Stated goal
Only the number is needed: how many lines of the records include "document"?
— begin Data shown —
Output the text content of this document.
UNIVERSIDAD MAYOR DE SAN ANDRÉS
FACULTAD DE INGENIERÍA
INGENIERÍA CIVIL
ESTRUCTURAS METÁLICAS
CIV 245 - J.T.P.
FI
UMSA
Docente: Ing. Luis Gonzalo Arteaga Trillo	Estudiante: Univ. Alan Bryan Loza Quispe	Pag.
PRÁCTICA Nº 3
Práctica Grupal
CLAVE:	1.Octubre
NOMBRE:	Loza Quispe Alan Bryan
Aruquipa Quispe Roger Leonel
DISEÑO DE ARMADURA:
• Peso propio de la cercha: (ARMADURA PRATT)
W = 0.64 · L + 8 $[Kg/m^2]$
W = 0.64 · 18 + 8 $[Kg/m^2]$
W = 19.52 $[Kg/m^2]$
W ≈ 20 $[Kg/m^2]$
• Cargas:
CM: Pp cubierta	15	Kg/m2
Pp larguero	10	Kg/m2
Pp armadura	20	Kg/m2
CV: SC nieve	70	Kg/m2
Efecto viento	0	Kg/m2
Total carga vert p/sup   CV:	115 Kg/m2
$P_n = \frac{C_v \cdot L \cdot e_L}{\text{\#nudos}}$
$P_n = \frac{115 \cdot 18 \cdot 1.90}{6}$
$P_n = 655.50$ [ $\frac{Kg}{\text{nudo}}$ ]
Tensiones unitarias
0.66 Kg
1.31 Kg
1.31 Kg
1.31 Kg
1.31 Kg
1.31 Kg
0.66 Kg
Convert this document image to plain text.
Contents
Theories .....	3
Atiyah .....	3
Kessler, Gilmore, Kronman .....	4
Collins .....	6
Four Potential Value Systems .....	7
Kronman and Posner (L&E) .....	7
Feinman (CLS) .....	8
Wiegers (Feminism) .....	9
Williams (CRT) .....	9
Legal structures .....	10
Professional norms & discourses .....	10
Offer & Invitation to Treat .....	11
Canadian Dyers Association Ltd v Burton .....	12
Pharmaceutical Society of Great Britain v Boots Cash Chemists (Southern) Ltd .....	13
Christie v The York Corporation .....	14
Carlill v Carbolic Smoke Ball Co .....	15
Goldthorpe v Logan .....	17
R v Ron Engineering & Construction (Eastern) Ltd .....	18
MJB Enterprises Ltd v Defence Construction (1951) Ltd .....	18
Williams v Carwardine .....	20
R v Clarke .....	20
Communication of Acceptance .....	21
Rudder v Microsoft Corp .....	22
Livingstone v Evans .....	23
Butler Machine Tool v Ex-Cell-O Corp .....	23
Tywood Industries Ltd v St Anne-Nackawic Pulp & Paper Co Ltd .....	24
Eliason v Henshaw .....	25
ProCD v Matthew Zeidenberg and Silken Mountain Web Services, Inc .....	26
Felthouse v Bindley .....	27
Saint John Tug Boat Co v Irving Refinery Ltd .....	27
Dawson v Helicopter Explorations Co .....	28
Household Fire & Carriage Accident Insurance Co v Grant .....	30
— end Data shown —
Exercise output
2